*** Extracto de página
De esta forma y a primera vista, el volumen parecería atravesado por el desencanto, el desarraigo, “la intuición de la derrota” (52), adoptando como único posible, el lugar del propio cuerpo. Estaríamos ante una escritura marcada por una tonalidad que aludiría a la permanente pérdida del sentido. Y en efecto, esta escritura confirma enunciados breves, secos, donde la vida se experimenta desde la fatuidad de su devenir. Sin embargo, la indiferencia, que expresa la desaparición del deseo, se resquebraja en su aparencialidad por medio de la emergencia del deseo mismo. Intentaré probar que no estamos en presencia de indiferencia alguna, sino frente al deseo, pensado como escritura y enfermedad, como crítica, resistencia y muerte.
Así, para configurar a este sujeto deseante y al deseo que lo mueve se hace necesario pensar la sobrevivencia como la aceptación de las reglas del juego de la escritura, porque en esa aceptación el signo se llena de sentido. La escritura es,entonces, definida como la prótesis de la soledad que experimenta el sujeto lírico. El autor así afirma: “La indiferencia escribo” (16). La función de la letra es escribir sobre los matices de la indiferencia, construir una filosofía sobre la indiferencia, desde la precariedad de un sujeto que opera como agente y testigo de un texto aporético, en tanto acción afirmativa y negación en el mismo movimiento de la indiferencia.
******
*** Datos para examinar
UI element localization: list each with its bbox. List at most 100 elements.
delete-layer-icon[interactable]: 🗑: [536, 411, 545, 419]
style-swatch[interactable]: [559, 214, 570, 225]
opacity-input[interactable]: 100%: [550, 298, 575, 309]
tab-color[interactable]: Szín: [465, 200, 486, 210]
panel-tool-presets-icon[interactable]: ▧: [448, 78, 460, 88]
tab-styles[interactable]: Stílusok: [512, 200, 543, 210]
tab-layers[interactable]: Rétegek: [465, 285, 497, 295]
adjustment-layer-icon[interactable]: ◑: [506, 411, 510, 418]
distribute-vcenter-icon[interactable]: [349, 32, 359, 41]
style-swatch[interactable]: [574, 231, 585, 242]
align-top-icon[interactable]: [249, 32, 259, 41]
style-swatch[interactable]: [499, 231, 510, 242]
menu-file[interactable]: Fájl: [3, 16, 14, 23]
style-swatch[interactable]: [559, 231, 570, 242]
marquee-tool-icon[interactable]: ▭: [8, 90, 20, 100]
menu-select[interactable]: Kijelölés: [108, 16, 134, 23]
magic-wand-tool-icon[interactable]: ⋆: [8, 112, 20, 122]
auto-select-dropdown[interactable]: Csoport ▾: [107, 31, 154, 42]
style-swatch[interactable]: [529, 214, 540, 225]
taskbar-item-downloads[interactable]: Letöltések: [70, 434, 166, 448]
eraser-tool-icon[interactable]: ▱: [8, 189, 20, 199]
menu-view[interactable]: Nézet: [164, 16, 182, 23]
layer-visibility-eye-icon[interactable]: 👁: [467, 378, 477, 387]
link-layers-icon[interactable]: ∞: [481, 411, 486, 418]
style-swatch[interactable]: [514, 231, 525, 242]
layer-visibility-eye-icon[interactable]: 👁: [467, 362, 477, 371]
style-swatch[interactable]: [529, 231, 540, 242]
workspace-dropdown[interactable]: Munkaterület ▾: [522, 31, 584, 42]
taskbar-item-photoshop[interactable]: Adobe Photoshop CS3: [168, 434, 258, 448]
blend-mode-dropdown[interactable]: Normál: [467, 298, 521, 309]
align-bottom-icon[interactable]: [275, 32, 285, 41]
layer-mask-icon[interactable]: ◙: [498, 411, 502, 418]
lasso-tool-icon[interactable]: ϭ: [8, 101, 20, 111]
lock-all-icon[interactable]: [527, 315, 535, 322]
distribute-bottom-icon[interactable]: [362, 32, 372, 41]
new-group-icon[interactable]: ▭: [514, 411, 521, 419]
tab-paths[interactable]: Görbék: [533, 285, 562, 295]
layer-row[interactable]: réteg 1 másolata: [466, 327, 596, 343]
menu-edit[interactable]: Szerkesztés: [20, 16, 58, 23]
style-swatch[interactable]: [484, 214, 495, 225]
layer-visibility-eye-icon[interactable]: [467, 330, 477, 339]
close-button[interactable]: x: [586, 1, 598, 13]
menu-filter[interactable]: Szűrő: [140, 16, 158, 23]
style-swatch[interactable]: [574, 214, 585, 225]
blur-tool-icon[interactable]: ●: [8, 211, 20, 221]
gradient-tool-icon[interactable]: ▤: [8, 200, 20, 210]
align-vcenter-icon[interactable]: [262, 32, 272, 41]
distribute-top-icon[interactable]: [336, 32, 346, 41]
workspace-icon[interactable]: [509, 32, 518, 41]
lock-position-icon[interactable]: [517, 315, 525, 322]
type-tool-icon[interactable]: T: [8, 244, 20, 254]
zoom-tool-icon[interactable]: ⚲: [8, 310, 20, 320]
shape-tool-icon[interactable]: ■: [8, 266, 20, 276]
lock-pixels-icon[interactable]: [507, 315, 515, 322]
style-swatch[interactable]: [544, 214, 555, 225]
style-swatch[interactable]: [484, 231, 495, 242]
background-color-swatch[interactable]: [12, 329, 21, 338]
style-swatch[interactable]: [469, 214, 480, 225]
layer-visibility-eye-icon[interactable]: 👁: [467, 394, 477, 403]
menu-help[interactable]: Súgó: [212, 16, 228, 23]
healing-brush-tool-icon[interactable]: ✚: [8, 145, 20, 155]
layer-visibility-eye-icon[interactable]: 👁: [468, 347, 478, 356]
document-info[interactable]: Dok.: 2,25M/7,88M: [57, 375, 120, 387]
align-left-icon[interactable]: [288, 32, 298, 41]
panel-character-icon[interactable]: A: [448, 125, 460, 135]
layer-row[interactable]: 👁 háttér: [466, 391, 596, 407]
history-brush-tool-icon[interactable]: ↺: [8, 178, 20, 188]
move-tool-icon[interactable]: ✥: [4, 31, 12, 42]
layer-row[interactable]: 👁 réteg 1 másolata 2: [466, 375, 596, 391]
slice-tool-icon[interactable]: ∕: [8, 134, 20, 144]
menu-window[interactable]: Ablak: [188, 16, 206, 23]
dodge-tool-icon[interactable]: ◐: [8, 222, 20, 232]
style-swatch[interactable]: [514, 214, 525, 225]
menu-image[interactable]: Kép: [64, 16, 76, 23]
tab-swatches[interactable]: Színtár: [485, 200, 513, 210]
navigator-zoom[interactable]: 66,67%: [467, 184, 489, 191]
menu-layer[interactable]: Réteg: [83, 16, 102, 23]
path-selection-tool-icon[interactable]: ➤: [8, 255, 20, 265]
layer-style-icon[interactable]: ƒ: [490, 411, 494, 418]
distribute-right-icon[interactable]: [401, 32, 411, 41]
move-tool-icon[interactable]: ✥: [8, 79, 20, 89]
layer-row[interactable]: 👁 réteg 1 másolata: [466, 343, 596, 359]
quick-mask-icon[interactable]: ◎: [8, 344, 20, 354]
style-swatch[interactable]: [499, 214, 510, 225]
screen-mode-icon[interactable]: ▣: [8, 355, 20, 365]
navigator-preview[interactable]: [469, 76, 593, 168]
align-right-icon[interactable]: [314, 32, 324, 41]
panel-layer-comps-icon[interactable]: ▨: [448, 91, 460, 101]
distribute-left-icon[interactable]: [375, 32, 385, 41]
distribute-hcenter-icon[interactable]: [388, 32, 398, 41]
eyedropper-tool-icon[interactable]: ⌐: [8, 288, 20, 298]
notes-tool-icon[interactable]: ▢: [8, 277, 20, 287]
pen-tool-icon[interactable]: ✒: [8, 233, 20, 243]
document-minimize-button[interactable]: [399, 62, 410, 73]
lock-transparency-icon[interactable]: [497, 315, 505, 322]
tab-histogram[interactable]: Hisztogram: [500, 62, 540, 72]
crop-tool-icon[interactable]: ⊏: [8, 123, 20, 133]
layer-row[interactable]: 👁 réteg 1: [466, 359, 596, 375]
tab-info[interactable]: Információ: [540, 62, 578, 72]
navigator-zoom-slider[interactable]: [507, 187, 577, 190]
******
- Consigna 1:
¿Cómo se define la escritura en el extracto sobre la indiferencia y el deseo?
- Consigna 2:
Prolonga el extracto sobre la indiferencia y el deseo a partir de su última oración.
Los registros constituyen un material aparte del extracto.

- Respuesta del ejercicio 1:
Como la prótesis de la soledad que experimenta el sujeto lírico.

- Respuesta del ejercicio 2:
La perspectiva filosófica ante la que nos desplazamos, explora escenas, construye cuadros, configura atmósferas inscritas en un dolor aletargado, embozado en una resignación mentirosa. Digo resignación mentirosa como podría decir resignación enmascarada. Porque la resignación nos oculta el deseo. En primer lugar el deseo de escribir, donde encaja la materialidad del defecto en recorridos urbanos, recorridos domésticos. Porque en Orellana hay una pulsión de defecto, de mancha, de suciedad que pretende camuflarse en los tópicos de la poesía convencional, pero que progresivamente va intensificando su cometido. Así, los tópicos literarios recurrentes como la muerte, la soledad, el rechazo a la figura del maestro y, por supuesto, la indiferencia misma, van siendo intervenidos por la idea de la mancha y por el afán de construir un testimonio de vida.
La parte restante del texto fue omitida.